• **STUDY TEXT**
_ _ _ _ _

He said serving and former federal lawmakers from the state whose property and businesses were attacked are Senator Gershom Bassey, Senator Victor Ndoma Egba, Senator Bassey Ewa-Henshaw and Hon. Etta Mbora.

According to him, Duke lost N200 million; Imoke, N506 million; Ndoma-Egba, N1.5 billion; Ewa-Henshaw, N9.3 billion; Bassey, N4 billion; Mbora, N150 million and other victims, N12 billion.  

The financial value of the vandalised property/items submitted by affected persons verified by the committee amounted to the tune of N73 billion.

The lawmaker disclosed that one of the victims of the protest, Senator Ewa-Henshaw, who appeared before the committee, attributed the violence to displacement of the people of Bakassi as a result of ceding their homelands to the Republic of Cameroun, a situation that turned some of them into militants.

In addition, the committee stated in the report that a total of 41 government properties were vandalised by hoodlums during the protest around Calabar municipal and neighbouring Bakassi, Odukpani and Akpabuyo Local Councils of the state. 
 
Accordingly, the Senate in its recommendations, urged the Federal Government to evolve and implement holistic reforms in the Nigeria Police Force (NPF).  

 
According to the upper chamber, employing more able bodied personnel, injecting more financial resources for the purpose of procuring arms, ammunition and other policing gadgets, as well undertaking regular training would ensure efficient policing in the country. 
 
The Senate also resolved to transmit the cost of N34 billion and N10.92 billion to Cross River State Government as amount to defray the cost of rebuilding and reconstructing vandalised and looted property belonging to private individuals and Federal Government agencies, respectively.

MEANWHILE, the Lagos State government has begun to pull down the State High Court sitting in the Igbosere area, about 16 months after it was set on fire. Two excavators were seen yesterday demolishing the remains of the court, said to be Nigeria’s oldest and most recognisable judicial building.

_ _ _ _ _

• **Document layout detection data**
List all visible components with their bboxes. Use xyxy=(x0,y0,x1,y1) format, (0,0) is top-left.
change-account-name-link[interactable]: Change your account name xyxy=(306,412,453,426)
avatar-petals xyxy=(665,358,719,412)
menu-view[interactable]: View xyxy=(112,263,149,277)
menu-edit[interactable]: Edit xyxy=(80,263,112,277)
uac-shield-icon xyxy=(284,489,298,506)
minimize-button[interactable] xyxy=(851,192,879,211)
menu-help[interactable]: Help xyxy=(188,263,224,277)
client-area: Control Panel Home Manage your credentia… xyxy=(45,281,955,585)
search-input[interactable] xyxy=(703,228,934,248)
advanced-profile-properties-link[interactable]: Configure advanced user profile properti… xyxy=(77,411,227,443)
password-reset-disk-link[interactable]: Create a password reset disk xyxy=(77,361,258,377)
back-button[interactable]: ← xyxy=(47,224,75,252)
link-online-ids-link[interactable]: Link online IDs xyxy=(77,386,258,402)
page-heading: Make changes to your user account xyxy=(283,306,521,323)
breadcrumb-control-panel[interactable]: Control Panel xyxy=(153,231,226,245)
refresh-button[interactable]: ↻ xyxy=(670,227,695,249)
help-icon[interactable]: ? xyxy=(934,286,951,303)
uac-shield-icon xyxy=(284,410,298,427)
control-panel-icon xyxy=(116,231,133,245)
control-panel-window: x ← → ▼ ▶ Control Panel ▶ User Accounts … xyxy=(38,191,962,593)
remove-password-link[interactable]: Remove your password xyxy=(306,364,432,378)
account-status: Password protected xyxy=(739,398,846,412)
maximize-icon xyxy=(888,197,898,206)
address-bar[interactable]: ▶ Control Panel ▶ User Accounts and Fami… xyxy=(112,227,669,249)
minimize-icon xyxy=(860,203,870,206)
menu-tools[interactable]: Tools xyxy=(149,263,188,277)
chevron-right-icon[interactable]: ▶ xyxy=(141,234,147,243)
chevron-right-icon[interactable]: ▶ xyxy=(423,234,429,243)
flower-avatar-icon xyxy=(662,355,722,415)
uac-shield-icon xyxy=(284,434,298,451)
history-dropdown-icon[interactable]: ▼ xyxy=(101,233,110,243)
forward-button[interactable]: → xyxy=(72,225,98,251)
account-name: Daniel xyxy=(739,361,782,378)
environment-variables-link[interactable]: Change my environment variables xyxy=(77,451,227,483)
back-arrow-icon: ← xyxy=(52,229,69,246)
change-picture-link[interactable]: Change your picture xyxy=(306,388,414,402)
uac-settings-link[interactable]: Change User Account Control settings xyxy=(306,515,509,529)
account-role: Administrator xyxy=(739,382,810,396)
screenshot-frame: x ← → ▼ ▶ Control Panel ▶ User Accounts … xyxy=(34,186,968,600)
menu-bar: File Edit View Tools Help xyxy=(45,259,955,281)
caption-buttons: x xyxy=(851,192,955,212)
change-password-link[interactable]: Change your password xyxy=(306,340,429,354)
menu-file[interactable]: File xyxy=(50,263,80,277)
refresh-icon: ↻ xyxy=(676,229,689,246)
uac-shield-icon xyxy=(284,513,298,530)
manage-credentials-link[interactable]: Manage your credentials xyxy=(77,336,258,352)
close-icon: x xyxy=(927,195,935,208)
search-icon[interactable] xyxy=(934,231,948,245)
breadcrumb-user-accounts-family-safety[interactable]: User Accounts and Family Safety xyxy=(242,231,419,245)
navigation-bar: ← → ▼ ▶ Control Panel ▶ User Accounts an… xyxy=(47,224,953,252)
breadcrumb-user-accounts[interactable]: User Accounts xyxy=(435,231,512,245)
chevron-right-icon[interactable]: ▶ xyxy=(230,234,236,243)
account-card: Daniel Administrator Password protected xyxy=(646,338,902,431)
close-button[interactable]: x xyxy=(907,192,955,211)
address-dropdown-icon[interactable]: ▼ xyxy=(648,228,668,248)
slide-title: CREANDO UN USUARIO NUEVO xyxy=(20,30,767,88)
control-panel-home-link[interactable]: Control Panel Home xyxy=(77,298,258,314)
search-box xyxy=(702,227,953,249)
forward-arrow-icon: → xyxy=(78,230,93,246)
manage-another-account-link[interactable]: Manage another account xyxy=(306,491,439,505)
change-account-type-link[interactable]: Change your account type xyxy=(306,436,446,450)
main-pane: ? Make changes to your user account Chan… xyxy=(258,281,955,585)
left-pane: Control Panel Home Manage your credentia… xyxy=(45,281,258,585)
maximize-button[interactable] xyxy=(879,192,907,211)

_ _ _ _ _

• **QUESTIONS**
a - According to the text about the Cross River protest losses, how many government properties were vandalized by hoodlums during the protest?
b - Extend the news text about the Cross River protest losses, starting after its final sentence.
The rows have no connection to the text about the Cross River protest losses.

• **ANSWERS**
a - 41

b -
The court was torched and looted by hoodlums in October 2020 in the wake of the #EndSARS protests. The court was once the oldest most recognisable court building in Nigeria. At one time, the premises housed the highest court in the country – the Supreme Court – before it relocated to Abuja, the Federal Capital Territory (FCT).

In the ’60s, matters from the Lagos High Court would go to the Privy Council in England on appeal. Notable names who sat in the court include John Idowu Conrad Taylor, better known as JIC Taylor, who was the first Chief Judge of Lagos State, as well as the longest-serving Chief Judge of Lagos, Justice Adetunji Adefarasin and Justice Muri Okunola, among others.

Justice George Oguntade, Justice Bode Rhodes-Vivor, and other serving and retired justices who passed through Lagos State also sat in the court premises.

While many senior lawyers and jurists of note cut their legal teeth in the premises, many landmark cases that shaped the course of Nigeria’s legal system were initiated in the court premises – making it a national monument.

During the demolition yesterday, the gates to the court premises were locked by officials. The reconstruction of the Igbosere High Court is being carried out by the Lagos State Rebuilding Trust Fund.

During the #EndSARS protest, hoodlums gained access into the premises, carting away computers, printers, files, fans, air conditioners and other items and later set the building ablaze before fleeing.

The hoodlums also destroyed the nearby Igbosere Magistrates’ Court, the world-class Forensic DNA Centre (West Africa’s first), police stations, and other public and private infrastructure across Lagos.

Governor Babajide Sanwo-Olu on November 4, 2020, signed an Executive Order to establish an eight-man Lagos State Rebuilding Trust Fund, headed by Mr Yemi Cardoso to rebuild the razed edifice.

The chairman of the Trust Fund, Cardoso, had stated in September 2021, that the Fund started off as a government thing, and later turned to a public-private partnership.